What is being asked – Please rewrite all of the material below, replacing every "candle-body" with "candle-rect" and keeping everything else unchanged. Leave the pictures out of your answer.

Records taken from a collection:
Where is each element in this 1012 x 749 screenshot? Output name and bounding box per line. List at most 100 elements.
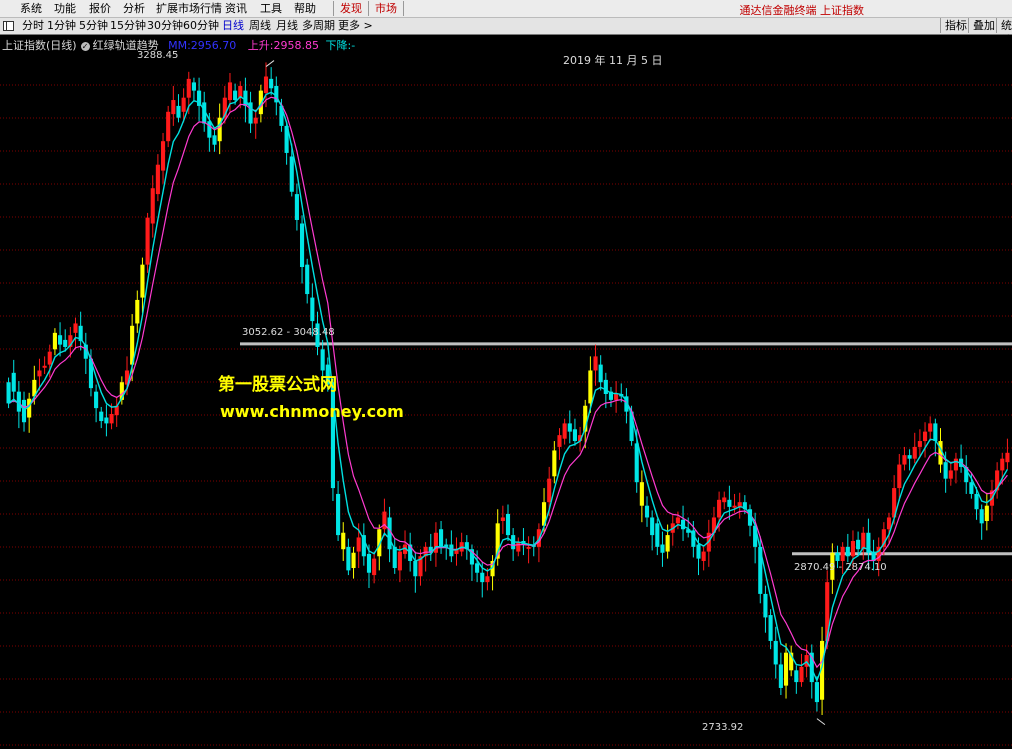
- candle-body: [969, 482, 974, 494]
- candle-body: [1005, 452, 1010, 463]
- candle-body: [6, 382, 11, 404]
- watermark-title: 第一股票公式网: [218, 375, 337, 395]
- candle-body: [526, 546, 531, 549]
- candle-body: [135, 299, 140, 324]
- candle-body: [346, 546, 351, 571]
- candle-body: [150, 188, 155, 224]
- up-label: 上升:: [247, 39, 274, 52]
- candle-body: [171, 100, 176, 115]
- candle-body: [593, 356, 598, 371]
- candle-body: [850, 540, 856, 557]
- period-tab-intraday[interactable]: 分时: [22, 19, 44, 33]
- candle-body: [907, 455, 912, 459]
- candle-body: [886, 517, 892, 530]
- period-tab-daily[interactable]: 日线: [222, 19, 244, 33]
- candle-body: [722, 497, 727, 503]
- menu-bar: 系统 功能 报价 分析 扩展市场行情 资讯 工具 帮助 发现 市场 通达信金融终…: [0, 0, 1012, 18]
- period-tab-5min[interactable]: 5分钟: [79, 19, 108, 33]
- period-tab-multi[interactable]: 多周期: [302, 19, 335, 33]
- candle-body: [227, 82, 233, 101]
- period-tab-monthly[interactable]: 月线: [276, 19, 298, 33]
- window-title: 通达信金融终端 上证指数: [739, 4, 865, 17]
- candle-body: [933, 423, 938, 442]
- candle-body: [176, 105, 181, 118]
- indicator-button[interactable]: 指标: [940, 18, 971, 33]
- candle-body: [99, 411, 104, 422]
- menu-item-find[interactable]: 发现: [340, 2, 362, 15]
- period-tab-30min[interactable]: 30分钟: [147, 19, 183, 33]
- candle-body: [310, 297, 315, 322]
- menu-divider: [403, 1, 404, 16]
- candle-body: [701, 551, 706, 561]
- high-marker: [265, 60, 275, 67]
- candle-body: [680, 519, 686, 530]
- candle-body: [516, 542, 521, 552]
- candle-body: [639, 482, 644, 506]
- menu-item-function[interactable]: 功能: [54, 2, 76, 15]
- candle-body: [207, 121, 212, 138]
- candle-body: [974, 493, 979, 510]
- panel-toggle-icon[interactable]: [3, 21, 14, 31]
- candle-body: [650, 517, 655, 536]
- candle-body: [665, 535, 670, 552]
- menu-item-quote[interactable]: 报价: [89, 2, 111, 15]
- candle-body: [562, 423, 567, 439]
- low-price-label: 2733.92: [702, 722, 744, 733]
- low-marker: [816, 718, 826, 726]
- period-tab-60min[interactable]: 60分钟: [183, 19, 219, 33]
- menu-item-tools[interactable]: 工具: [260, 2, 282, 15]
- candle-body: [1000, 458, 1005, 471]
- extreme-markers: [265, 60, 826, 726]
- candle-body: [773, 640, 778, 665]
- candle-body: [47, 351, 52, 365]
- candle-body: [475, 563, 480, 573]
- candle-body: [94, 391, 99, 409]
- high-price-label: 3288.45: [137, 50, 179, 61]
- candle-body: [37, 370, 42, 377]
- candle-body: [634, 443, 639, 483]
- candle-body: [160, 141, 166, 171]
- menu-item-extended-market[interactable]: 扩展市场行情: [156, 2, 222, 15]
- overlay-button[interactable]: 叠加: [968, 18, 999, 33]
- candle-body: [943, 462, 948, 479]
- candle-body: [727, 499, 732, 507]
- index-name: 上证指数(日线): [2, 39, 77, 52]
- menu-item-news[interactable]: 资讯: [225, 2, 247, 15]
- menu-item-analysis[interactable]: 分析: [123, 2, 145, 15]
- candle-body: [485, 576, 490, 583]
- candle-body: [480, 572, 485, 583]
- candle-body: [588, 370, 593, 404]
- candle-body: [191, 82, 196, 91]
- candle-body: [212, 135, 217, 145]
- candle-body: [166, 111, 171, 142]
- period-tab-weekly[interactable]: 周线: [249, 19, 271, 33]
- candle-body: [372, 558, 377, 576]
- menu-item-market[interactable]: 市场: [375, 2, 397, 15]
- candle-body: [439, 529, 444, 547]
- menu-item-system[interactable]: 系统: [20, 2, 42, 15]
- period-tab-1min[interactable]: 1分钟: [47, 19, 76, 33]
- date-label: 2019 年 11 月 5 日: [563, 54, 663, 67]
- menu-item-help[interactable]: 帮助: [294, 2, 316, 15]
- candle-body: [500, 517, 505, 521]
- period-tab-more[interactable]: 更多 >: [338, 19, 373, 33]
- candle-body: [897, 464, 902, 489]
- candle-body: [861, 532, 866, 550]
- period-tab-15min[interactable]: 15分钟: [110, 19, 146, 33]
- period-toolbar: 分时 1分钟 5分钟 15分钟 30分钟 60分钟 日线 周线 月线 多周期 更…: [0, 18, 1012, 47]
- statistics-button[interactable]: 统计: [996, 18, 1012, 47]
- candle-body: [835, 552, 840, 561]
- candle-body: [289, 156, 294, 192]
- candle-body: [42, 365, 47, 368]
- candle-body: [11, 372, 16, 392]
- support-lines: [240, 342, 1012, 556]
- candle-body: [778, 664, 783, 688]
- formula-settings-icon[interactable]: ✓: [80, 42, 90, 51]
- candle-body: [140, 264, 145, 298]
- menu-divider: [368, 1, 369, 16]
- candle-body: [603, 379, 608, 394]
- candle-body: [181, 97, 186, 112]
- candle-body: [557, 435, 562, 447]
- kline-chart[interactable]: [0, 35, 1012, 749]
- mm-value: 2956.70: [190, 39, 237, 52]
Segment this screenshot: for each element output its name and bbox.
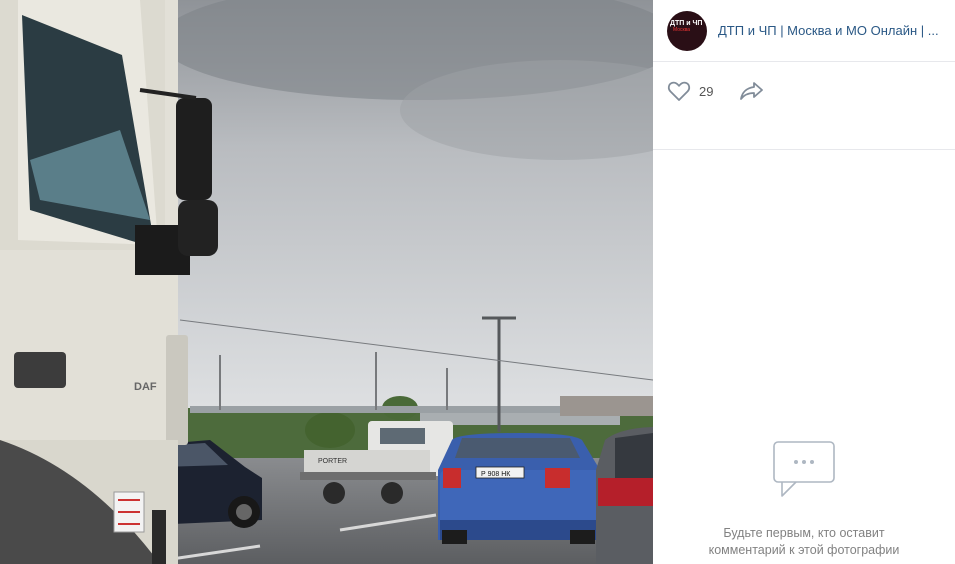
empty-comments-line2: комментарий к этой фотографии xyxy=(708,543,900,557)
empty-comments: Будьте первым, кто оставит комментарий к… xyxy=(653,440,955,559)
heart-icon xyxy=(667,81,691,101)
post-sidebar: ДТП и ЧП Москва ДТП и ЧП | Москва и МО О… xyxy=(653,0,955,564)
truck-brand: DAF xyxy=(134,381,157,393)
share-arrow-icon xyxy=(740,82,764,100)
group-avatar[interactable]: ДТП и ЧП Москва xyxy=(667,10,707,51)
buildings xyxy=(560,396,653,416)
like-button[interactable]: 29 xyxy=(667,80,713,102)
comments-bubble-icon xyxy=(773,441,835,497)
truck-mirror xyxy=(176,98,212,200)
photo-scene: PORTER Р 908 НК DAF xyxy=(0,0,653,564)
license-plate: Р 908 НК xyxy=(481,471,511,478)
empty-comments-line1: Будьте первым, кто оставит xyxy=(723,526,885,540)
blue-sedan: Р 908 НК xyxy=(438,433,602,544)
avatar-subtitle: Москва xyxy=(673,26,691,33)
avatar-title: ДТП и ЧП xyxy=(670,19,703,27)
post-actions: 29 xyxy=(653,62,955,150)
post-header: ДТП и ЧП Москва ДТП и ЧП | Москва и МО О… xyxy=(653,0,955,62)
like-count: 29 xyxy=(699,83,714,99)
overpass xyxy=(190,406,620,413)
dark-suv xyxy=(596,427,653,564)
van-label: PORTER xyxy=(318,458,347,465)
post-photo[interactable]: PORTER Р 908 НК DAF xyxy=(0,0,653,564)
group-name-link[interactable]: ДТП и ЧП | Москва и МО Онлайн | ... xyxy=(718,23,946,38)
share-button[interactable] xyxy=(739,80,765,102)
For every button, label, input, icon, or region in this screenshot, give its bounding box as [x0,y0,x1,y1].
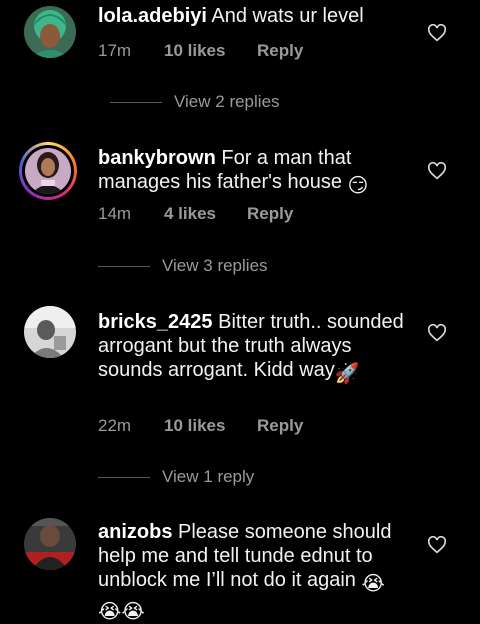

Right answer –
Where is each element in this 1012 x 749 screenshot? Output name and bounding box per line. List at most 100 elements.
- candle-rect: [969, 482, 974, 494]
- candle-rect: [1005, 452, 1010, 463]
- candle-rect: [6, 382, 11, 404]
- watermark-title: 第一股票公式网: [218, 375, 337, 395]
- candle-rect: [526, 546, 531, 549]
- candle-rect: [135, 299, 140, 324]
- candle-rect: [346, 546, 351, 571]
- candle-rect: [150, 188, 155, 224]
- up-label: 上升:: [247, 39, 274, 52]
- candle-rect: [171, 100, 176, 115]
- candle-rect: [593, 356, 598, 371]
- candle-rect: [850, 540, 856, 557]
- period-tab-intraday[interactable]: 分时: [22, 19, 44, 33]
- candle-rect: [907, 455, 912, 459]
- candle-rect: [886, 517, 892, 530]
- period-tab-daily[interactable]: 日线: [222, 19, 244, 33]
- candle-rect: [722, 497, 727, 503]
- menu-bar: 系统 功能 报价 分析 扩展市场行情 资讯 工具 帮助 发现 市场 通达信金融终…: [0, 0, 1012, 18]
- period-tab-5min[interactable]: 5分钟: [79, 19, 108, 33]
- period-tab-multi[interactable]: 多周期: [302, 19, 335, 33]
- candle-rect: [227, 82, 233, 101]
- period-tab-monthly[interactable]: 月线: [276, 19, 298, 33]
- window-title: 通达信金融终端 上证指数: [739, 4, 865, 17]
- candle-rect: [933, 423, 938, 442]
- candle-rect: [176, 105, 181, 118]
- indicator-button[interactable]: 指标: [940, 18, 971, 33]
- candle-rect: [99, 411, 104, 422]
- menu-item-find[interactable]: 发现: [340, 2, 362, 15]
- period-tab-30min[interactable]: 30分钟: [147, 19, 183, 33]
- candle-rect: [310, 297, 315, 322]
- menu-divider: [403, 1, 404, 16]
- candle-rect: [701, 551, 706, 561]
- high-marker: [265, 60, 275, 67]
- candle-rect: [680, 519, 686, 530]
- candle-rect: [516, 542, 521, 552]
- candle-rect: [639, 482, 644, 506]
- menu-item-function[interactable]: 功能: [54, 2, 76, 15]
- candle-rect: [207, 121, 212, 138]
- candle-rect: [974, 493, 979, 510]
- panel-toggle-icon[interactable]: [3, 21, 14, 31]
- candle-rect: [650, 517, 655, 536]
- candle-rect: [665, 535, 670, 552]
- menu-item-quote[interactable]: 报价: [89, 2, 111, 15]
- candle-rect: [562, 423, 567, 439]
- low-price-label: 2733.92: [702, 722, 744, 733]
- low-marker: [816, 718, 826, 726]
- period-tab-60min[interactable]: 60分钟: [183, 19, 219, 33]
- menu-item-tools[interactable]: 工具: [260, 2, 282, 15]
- candle-rect: [1000, 458, 1005, 471]
- extreme-markers: [265, 60, 826, 726]
- candle-rect: [773, 640, 778, 665]
- candle-rect: [47, 351, 52, 365]
- candle-rect: [475, 563, 480, 573]
- candle-rect: [94, 391, 99, 409]
- high-price-label: 3288.45: [137, 50, 179, 61]
- candle-rect: [37, 370, 42, 377]
- candle-rect: [634, 443, 639, 483]
- candle-rect: [160, 141, 166, 171]
- menu-item-extended-market[interactable]: 扩展市场行情: [156, 2, 222, 15]
- overlay-button[interactable]: 叠加: [968, 18, 999, 33]
- candle-rect: [943, 462, 948, 479]
- candle-rect: [727, 499, 732, 507]
- index-name: 上证指数(日线): [2, 39, 77, 52]
- menu-item-news[interactable]: 资讯: [225, 2, 247, 15]
- menu-item-analysis[interactable]: 分析: [123, 2, 145, 15]
- candle-rect: [485, 576, 490, 583]
- candle-rect: [480, 572, 485, 583]
- candle-rect: [588, 370, 593, 404]
- candle-rect: [191, 82, 196, 91]
- candle-rect: [212, 135, 217, 145]
- candle-rect: [166, 111, 171, 142]
- period-tab-weekly[interactable]: 周线: [249, 19, 271, 33]
- candle-rect: [372, 558, 377, 576]
- menu-item-market[interactable]: 市场: [375, 2, 397, 15]
- candle-rect: [439, 529, 444, 547]
- menu-item-system[interactable]: 系统: [20, 2, 42, 15]
- period-tab-1min[interactable]: 1分钟: [47, 19, 76, 33]
- date-label: 2019 年 11 月 5 日: [563, 54, 663, 67]
- menu-item-help[interactable]: 帮助: [294, 2, 316, 15]
- candle-rect: [500, 517, 505, 521]
- period-tab-more[interactable]: 更多 >: [338, 19, 373, 33]
- candle-rect: [897, 464, 902, 489]
- candle-rect: [861, 532, 866, 550]
- period-tab-15min[interactable]: 15分钟: [110, 19, 146, 33]
- period-toolbar: 分时 1分钟 5分钟 15分钟 30分钟 60分钟 日线 周线 月线 多周期 更…: [0, 18, 1012, 47]
- statistics-button[interactable]: 统计: [996, 18, 1012, 47]
- candle-rect: [835, 552, 840, 561]
- candle-rect: [289, 156, 294, 192]
- candle-rect: [42, 365, 47, 368]
- candle-rect: [11, 372, 16, 392]
- support-lines: [240, 342, 1012, 556]
- candle-rect: [778, 664, 783, 688]
- formula-settings-icon[interactable]: ✓: [80, 42, 90, 51]
- candle-rect: [140, 264, 145, 298]
- menu-divider: [368, 1, 369, 16]
- candle-rect: [603, 379, 608, 394]
- candle-rect: [181, 97, 186, 112]
- candle-rect: [557, 435, 562, 447]
- kline-chart[interactable]: [0, 35, 1012, 749]
- mm-value: 2956.70: [190, 39, 237, 52]
Segment this screenshot: for each element output its name and bbox.
empty-comments-line2: комментарий к этой фотографии xyxy=(708,543,900,557)
empty-comments: Будьте первым, кто оставит комментарий к… xyxy=(653,440,955,559)
heart-icon xyxy=(667,81,691,101)
post-sidebar: ДТП и ЧП Москва ДТП и ЧП | Москва и МО О… xyxy=(653,0,955,564)
truck-brand: DAF xyxy=(134,381,157,393)
share-arrow-icon xyxy=(740,82,764,100)
group-avatar[interactable]: ДТП и ЧП Москва xyxy=(667,10,707,51)
buildings xyxy=(560,396,653,416)
like-button[interactable]: 29 xyxy=(667,80,713,102)
comments-bubble-icon xyxy=(773,441,835,497)
truck-mirror xyxy=(176,98,212,200)
photo-scene: PORTER Р 908 НК DAF xyxy=(0,0,653,564)
license-plate: Р 908 НК xyxy=(481,471,511,478)
empty-comments-line1: Будьте первым, кто оставит xyxy=(723,526,885,540)
blue-sedan: Р 908 НК xyxy=(438,433,602,544)
avatar-subtitle: Москва xyxy=(673,26,691,33)
avatar-title: ДТП и ЧП xyxy=(670,19,703,27)
post-actions: 29 xyxy=(653,62,955,150)
post-header: ДТП и ЧП Москва ДТП и ЧП | Москва и МО О… xyxy=(653,0,955,62)
like-count: 29 xyxy=(699,83,714,99)
overpass xyxy=(190,406,620,413)
dark-suv xyxy=(596,427,653,564)
van-label: PORTER xyxy=(318,458,347,465)
post-photo[interactable]: PORTER Р 908 НК DAF xyxy=(0,0,653,564)
group-name-link[interactable]: ДТП и ЧП | Москва и МО Онлайн | ... xyxy=(718,23,946,38)
share-button[interactable] xyxy=(739,80,765,102)
For every button, label, input, icon, or region in this screenshot, give its bounding box as [x0,y0,x1,y1].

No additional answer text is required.